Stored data
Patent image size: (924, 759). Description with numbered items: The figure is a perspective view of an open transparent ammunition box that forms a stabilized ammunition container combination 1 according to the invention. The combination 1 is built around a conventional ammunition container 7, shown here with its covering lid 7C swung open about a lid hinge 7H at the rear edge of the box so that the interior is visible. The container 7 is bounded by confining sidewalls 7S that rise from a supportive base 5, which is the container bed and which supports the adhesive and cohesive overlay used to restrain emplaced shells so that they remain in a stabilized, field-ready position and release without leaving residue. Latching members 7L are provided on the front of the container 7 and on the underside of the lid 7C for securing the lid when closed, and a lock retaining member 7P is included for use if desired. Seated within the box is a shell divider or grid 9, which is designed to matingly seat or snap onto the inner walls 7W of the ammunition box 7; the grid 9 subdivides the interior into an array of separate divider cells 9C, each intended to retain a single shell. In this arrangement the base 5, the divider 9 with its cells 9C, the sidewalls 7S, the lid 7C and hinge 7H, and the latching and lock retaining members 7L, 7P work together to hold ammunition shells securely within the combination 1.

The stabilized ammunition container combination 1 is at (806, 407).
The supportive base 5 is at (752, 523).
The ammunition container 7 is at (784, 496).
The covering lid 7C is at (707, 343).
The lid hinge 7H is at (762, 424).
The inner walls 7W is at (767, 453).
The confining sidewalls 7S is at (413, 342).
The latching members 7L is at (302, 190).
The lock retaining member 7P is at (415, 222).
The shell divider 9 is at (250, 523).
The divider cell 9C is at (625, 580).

# [Problem requirements]
Restate the full data above, keeping each word intact.

# [Response below]
Patent image size: (924, 759). Description with numbered items: The figure is a perspective view of an open transparent ammunition box that forms a stabilized ammunition container combination 1 according to the invention. The combination 1 is built around a conventional ammunition container 7, shown here with its covering lid 7C swung open about a lid hinge 7H at the rear edge of the box so that the interior is visible. The container 7 is bounded by confining sidewalls 7S that rise from a supportive base 5, which is the container bed and which supports the adhesive and cohesive overlay used to restrain emplaced shells so that they remain in a stabilized, field-ready position and release without leaving residue. Latching members 7L are provided on the front of the container 7 and on the underside of the lid 7C for securing the lid when closed, and a lock retaining member 7P is included for use if desired. Seated within the box is a shell divider or grid 9, which is designed to matingly seat or snap onto the inner walls 7W of the ammunition box 7; the grid 9 subdivides the interior into an array of separate divider cells 9C, each intended to retain a single shell. In this arrangement the base 5, the divider 9 with its cells 9C, the sidewalls 7S, the lid 7C and hinge 7H, and the latching and lock retaining members 7L, 7P work together to hold ammunition shells securely within the combination 1.

The stabilized ammunition container combination 1 is at (806, 407).
The supportive base 5 is at (752, 523).
The ammunition container 7 is at (784, 496).
The covering lid 7C is at (707, 343).
The lid hinge 7H is at (762, 424).
The inner walls 7W is at (767, 453).
The confining sidewalls 7S is at (413, 342).
The latching members 7L is at (302, 190).
The lock retaining member 7P is at (415, 222).
The shell divider 9 is at (250, 523).
The divider cell 9C is at (625, 580).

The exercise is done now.